Find the lines containing "Forecast" and say how many there are, with no other words.

== Dataset ==

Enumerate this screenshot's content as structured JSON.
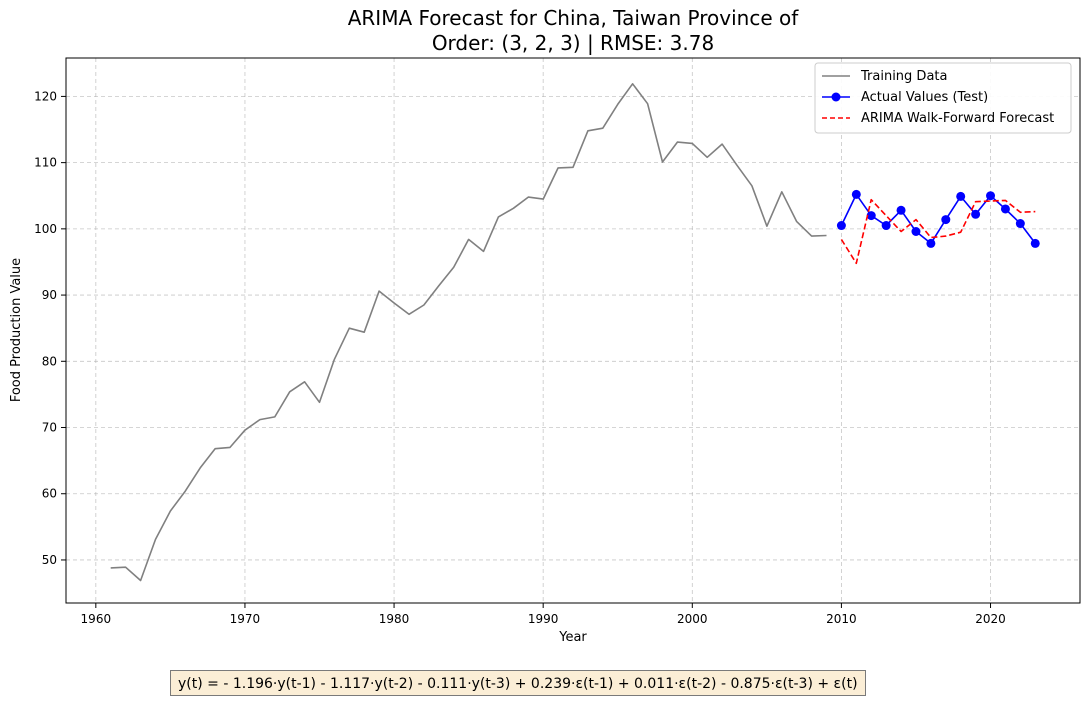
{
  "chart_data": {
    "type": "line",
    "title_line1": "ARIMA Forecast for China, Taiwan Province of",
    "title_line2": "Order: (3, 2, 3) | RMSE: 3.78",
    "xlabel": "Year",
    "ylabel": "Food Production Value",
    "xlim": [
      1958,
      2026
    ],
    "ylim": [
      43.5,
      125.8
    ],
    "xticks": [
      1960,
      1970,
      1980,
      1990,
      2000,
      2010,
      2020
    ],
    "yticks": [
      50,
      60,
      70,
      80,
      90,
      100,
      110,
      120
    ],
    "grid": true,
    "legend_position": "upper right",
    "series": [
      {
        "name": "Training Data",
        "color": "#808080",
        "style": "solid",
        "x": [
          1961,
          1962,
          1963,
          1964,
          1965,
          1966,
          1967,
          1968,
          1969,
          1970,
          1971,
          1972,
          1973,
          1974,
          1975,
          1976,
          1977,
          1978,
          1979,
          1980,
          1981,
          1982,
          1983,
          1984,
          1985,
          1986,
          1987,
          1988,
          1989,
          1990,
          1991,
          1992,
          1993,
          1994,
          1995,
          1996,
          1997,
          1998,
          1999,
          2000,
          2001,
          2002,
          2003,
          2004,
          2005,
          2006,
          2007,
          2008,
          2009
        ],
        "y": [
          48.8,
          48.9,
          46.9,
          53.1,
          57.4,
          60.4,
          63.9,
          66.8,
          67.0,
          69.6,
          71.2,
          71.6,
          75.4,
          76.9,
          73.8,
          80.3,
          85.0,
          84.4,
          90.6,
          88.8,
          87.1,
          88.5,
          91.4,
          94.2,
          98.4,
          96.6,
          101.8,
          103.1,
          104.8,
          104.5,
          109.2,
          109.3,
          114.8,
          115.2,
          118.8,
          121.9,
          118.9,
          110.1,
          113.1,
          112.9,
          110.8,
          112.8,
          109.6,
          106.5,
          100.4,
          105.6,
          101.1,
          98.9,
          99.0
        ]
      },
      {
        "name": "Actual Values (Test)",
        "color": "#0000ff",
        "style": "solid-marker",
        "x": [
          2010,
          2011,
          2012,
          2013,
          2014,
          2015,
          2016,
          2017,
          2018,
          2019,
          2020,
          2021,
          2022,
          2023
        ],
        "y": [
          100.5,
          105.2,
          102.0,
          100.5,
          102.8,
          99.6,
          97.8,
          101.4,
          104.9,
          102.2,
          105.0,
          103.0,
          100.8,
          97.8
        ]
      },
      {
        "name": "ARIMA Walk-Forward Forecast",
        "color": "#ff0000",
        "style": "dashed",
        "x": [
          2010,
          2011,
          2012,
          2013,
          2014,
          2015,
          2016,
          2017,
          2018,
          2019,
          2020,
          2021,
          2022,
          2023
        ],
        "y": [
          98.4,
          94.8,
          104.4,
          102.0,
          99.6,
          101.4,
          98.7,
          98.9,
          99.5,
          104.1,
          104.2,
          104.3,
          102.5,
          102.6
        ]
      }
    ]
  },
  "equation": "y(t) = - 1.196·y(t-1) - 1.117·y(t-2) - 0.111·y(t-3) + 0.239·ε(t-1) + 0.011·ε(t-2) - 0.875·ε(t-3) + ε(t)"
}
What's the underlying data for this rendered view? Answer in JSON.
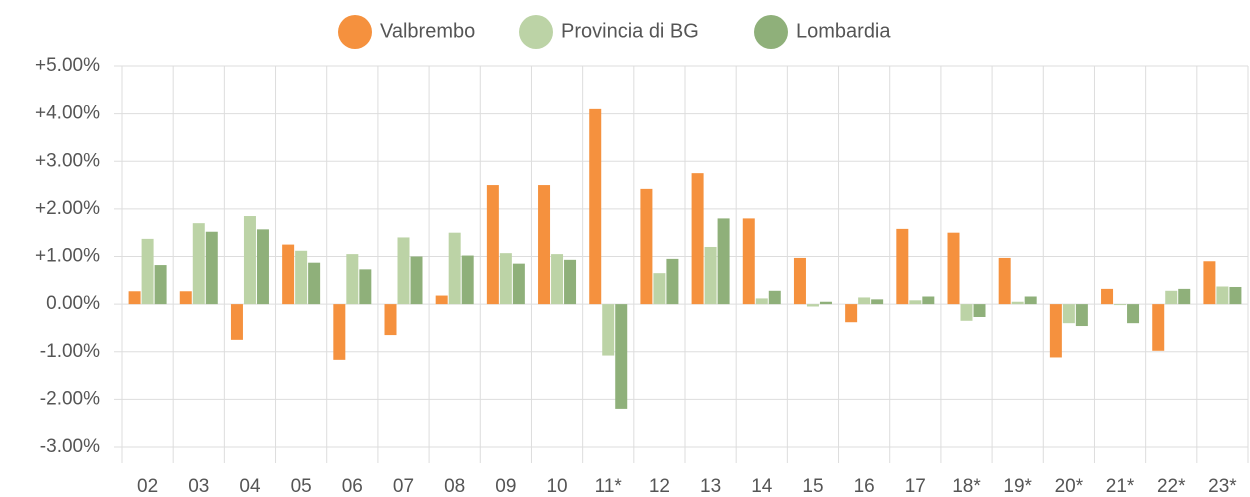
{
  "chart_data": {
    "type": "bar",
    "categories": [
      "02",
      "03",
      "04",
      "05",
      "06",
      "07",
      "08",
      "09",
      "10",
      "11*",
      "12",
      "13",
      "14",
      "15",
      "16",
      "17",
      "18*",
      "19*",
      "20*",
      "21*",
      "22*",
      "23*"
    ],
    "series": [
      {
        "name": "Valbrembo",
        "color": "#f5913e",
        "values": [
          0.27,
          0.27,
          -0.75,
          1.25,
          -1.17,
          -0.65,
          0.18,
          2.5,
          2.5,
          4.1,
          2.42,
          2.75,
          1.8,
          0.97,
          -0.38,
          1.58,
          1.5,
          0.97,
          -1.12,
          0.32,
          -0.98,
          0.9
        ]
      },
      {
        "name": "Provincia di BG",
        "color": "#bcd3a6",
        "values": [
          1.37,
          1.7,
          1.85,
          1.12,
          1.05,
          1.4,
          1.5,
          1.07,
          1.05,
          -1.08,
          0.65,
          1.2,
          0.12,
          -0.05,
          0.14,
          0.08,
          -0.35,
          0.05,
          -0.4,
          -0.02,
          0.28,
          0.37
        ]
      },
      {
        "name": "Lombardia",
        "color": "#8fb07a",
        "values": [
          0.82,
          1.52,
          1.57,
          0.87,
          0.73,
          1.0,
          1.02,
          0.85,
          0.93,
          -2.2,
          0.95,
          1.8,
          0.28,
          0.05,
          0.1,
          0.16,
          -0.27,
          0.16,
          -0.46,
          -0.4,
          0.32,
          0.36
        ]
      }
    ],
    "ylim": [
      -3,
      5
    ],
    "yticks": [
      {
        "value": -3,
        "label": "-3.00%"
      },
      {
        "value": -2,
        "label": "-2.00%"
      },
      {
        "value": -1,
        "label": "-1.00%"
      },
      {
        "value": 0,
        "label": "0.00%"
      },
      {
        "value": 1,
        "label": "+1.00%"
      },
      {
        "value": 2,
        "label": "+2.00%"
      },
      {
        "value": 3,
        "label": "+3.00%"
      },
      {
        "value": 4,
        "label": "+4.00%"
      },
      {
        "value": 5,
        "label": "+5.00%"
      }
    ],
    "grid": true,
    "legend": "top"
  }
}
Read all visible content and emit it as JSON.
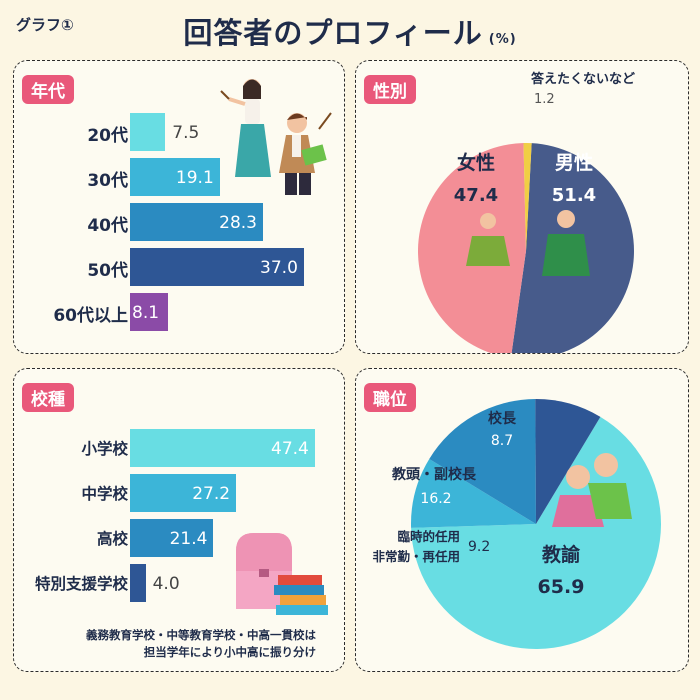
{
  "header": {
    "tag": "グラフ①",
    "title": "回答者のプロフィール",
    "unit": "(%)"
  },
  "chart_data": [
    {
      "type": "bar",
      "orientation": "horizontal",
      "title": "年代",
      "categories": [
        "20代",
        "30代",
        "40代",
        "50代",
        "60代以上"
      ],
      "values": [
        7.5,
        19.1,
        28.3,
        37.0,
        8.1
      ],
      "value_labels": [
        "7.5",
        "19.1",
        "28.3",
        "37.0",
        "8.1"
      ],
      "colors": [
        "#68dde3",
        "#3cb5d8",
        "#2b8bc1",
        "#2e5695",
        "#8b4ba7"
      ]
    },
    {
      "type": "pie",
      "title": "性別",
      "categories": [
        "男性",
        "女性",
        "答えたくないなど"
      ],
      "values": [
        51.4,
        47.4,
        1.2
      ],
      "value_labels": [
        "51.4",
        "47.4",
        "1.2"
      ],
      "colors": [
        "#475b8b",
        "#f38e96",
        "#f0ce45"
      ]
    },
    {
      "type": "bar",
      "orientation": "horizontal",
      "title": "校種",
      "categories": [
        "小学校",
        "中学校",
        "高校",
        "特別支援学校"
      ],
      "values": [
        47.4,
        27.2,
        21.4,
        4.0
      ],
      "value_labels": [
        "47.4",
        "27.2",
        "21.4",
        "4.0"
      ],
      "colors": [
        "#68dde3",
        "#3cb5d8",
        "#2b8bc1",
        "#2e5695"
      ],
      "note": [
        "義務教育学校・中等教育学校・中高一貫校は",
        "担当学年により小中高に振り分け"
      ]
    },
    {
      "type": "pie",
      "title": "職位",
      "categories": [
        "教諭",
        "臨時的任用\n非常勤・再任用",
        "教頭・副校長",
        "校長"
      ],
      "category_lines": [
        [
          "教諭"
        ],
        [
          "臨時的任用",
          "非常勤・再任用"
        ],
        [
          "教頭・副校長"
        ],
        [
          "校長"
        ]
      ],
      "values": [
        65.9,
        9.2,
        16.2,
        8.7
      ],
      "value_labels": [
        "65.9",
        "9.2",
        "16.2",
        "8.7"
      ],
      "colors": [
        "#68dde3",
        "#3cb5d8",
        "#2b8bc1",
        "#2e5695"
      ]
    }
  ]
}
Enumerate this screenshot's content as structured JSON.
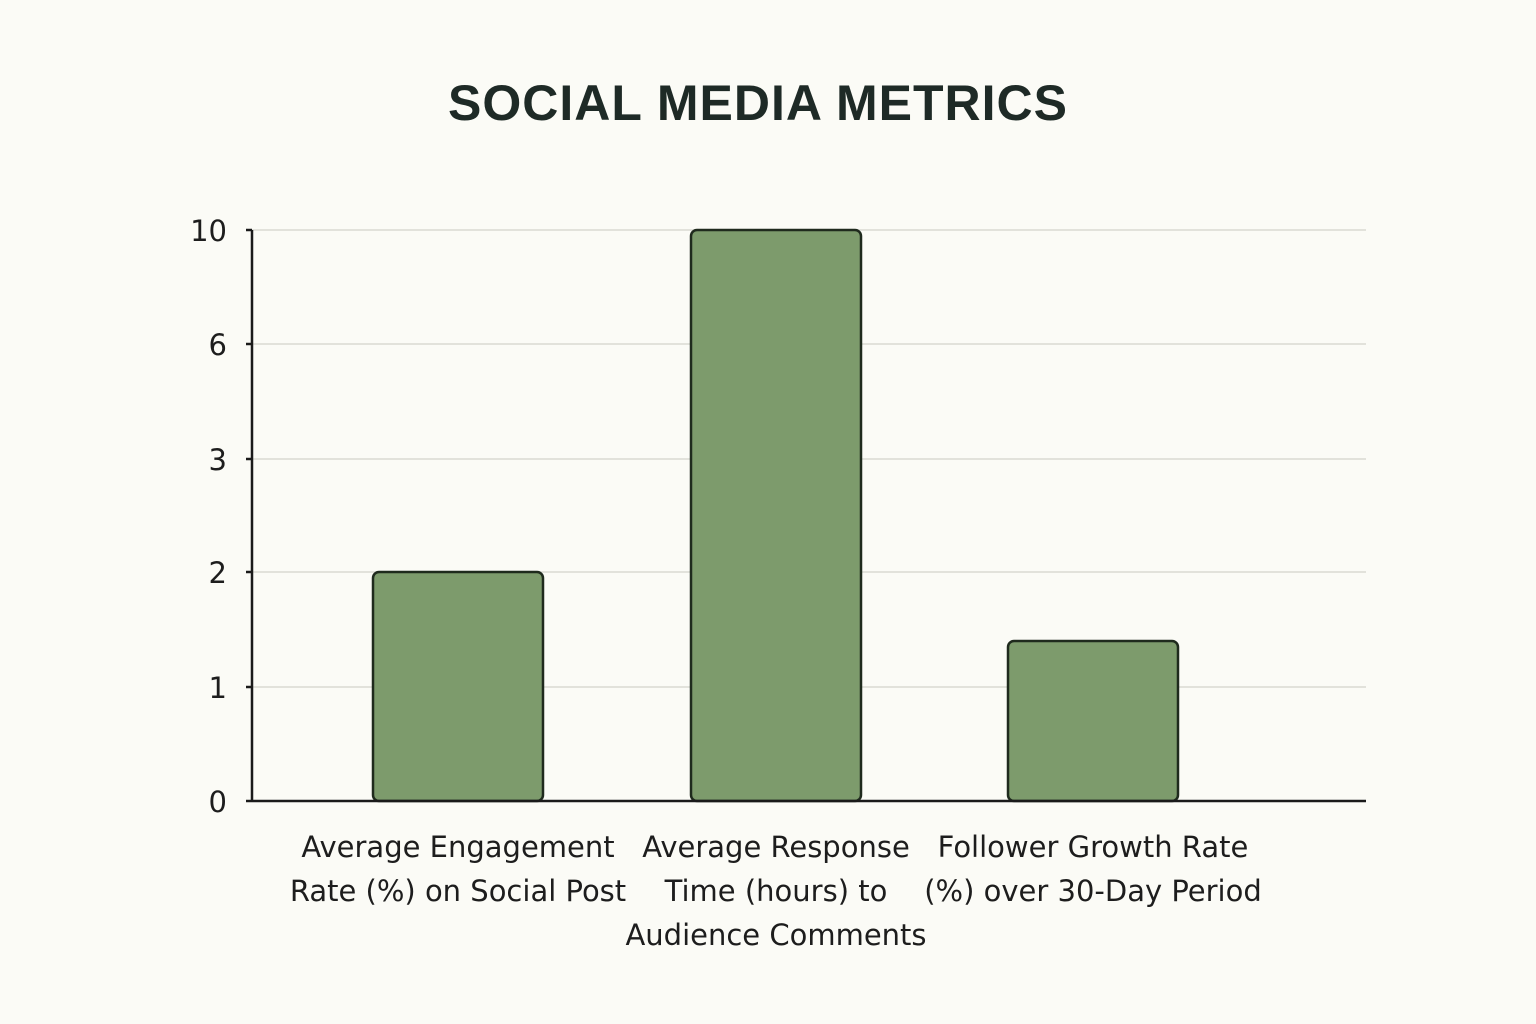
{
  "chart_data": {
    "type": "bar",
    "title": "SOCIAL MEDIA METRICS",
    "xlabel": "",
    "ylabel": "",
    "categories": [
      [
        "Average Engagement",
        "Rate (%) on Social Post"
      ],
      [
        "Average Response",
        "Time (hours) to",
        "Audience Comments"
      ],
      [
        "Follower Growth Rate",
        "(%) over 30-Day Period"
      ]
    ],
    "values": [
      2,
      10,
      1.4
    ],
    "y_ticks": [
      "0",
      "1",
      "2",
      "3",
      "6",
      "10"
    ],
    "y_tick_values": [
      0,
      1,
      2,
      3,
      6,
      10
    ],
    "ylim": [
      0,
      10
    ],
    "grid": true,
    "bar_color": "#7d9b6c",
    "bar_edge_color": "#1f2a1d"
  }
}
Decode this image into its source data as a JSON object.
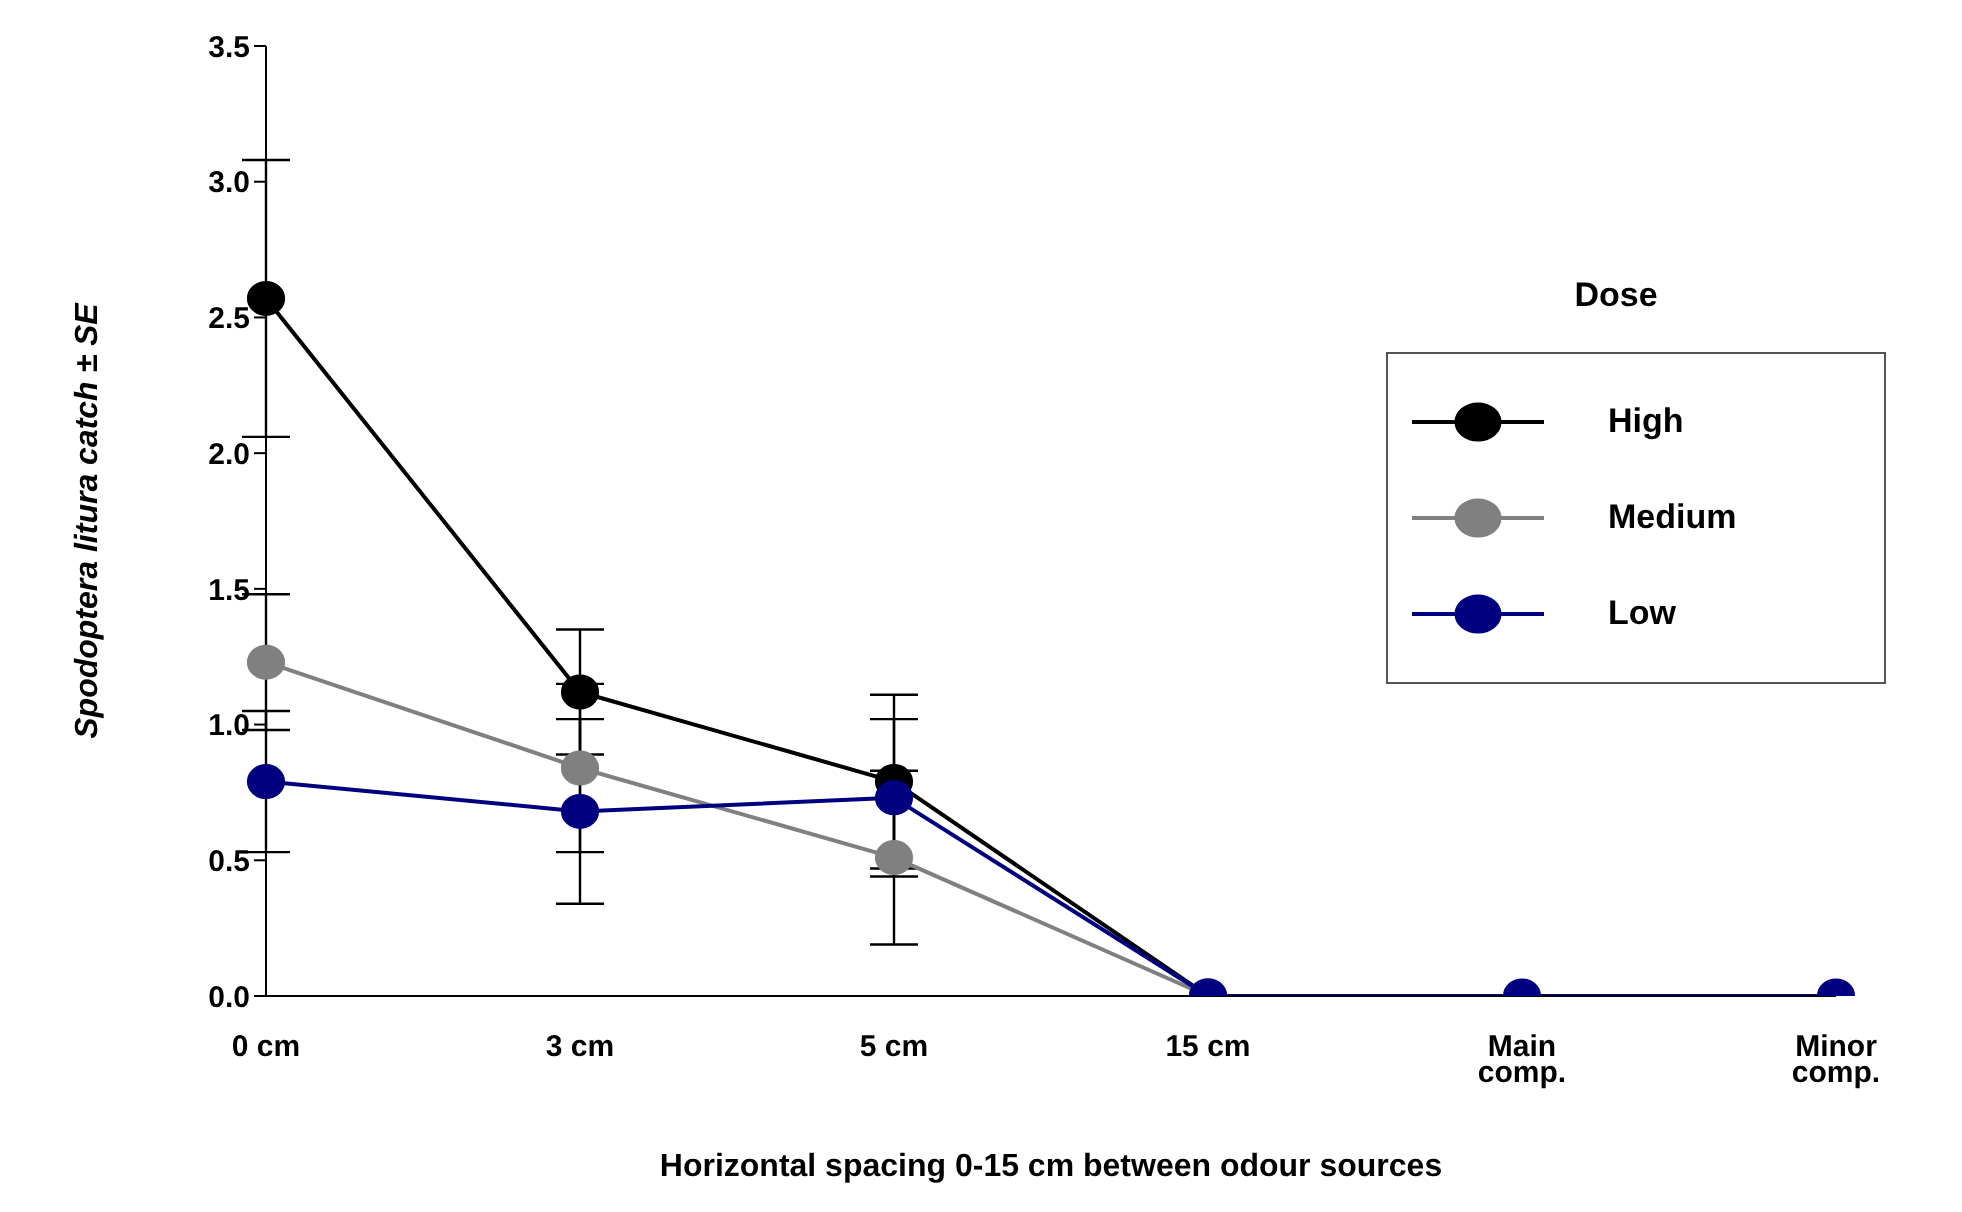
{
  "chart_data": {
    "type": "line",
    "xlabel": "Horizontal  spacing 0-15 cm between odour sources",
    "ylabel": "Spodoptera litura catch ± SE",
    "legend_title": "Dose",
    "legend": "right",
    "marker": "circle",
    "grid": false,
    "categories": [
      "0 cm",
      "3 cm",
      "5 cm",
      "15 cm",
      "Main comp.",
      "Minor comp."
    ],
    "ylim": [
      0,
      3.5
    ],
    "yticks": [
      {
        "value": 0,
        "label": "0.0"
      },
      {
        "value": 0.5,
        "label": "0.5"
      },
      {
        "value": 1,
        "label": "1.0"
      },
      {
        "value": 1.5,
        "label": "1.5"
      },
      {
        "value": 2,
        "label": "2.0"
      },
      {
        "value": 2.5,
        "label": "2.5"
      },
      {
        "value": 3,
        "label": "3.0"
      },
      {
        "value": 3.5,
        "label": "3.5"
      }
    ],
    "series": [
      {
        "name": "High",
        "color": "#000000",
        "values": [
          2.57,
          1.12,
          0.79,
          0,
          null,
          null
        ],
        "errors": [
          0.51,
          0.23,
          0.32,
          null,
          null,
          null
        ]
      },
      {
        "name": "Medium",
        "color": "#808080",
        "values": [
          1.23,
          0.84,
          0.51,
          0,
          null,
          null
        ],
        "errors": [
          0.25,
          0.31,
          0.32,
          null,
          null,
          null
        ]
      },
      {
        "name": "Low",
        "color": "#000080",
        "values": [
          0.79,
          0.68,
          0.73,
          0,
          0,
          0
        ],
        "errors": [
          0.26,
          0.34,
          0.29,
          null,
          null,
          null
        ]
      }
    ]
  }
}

===

*Output for this task*.
2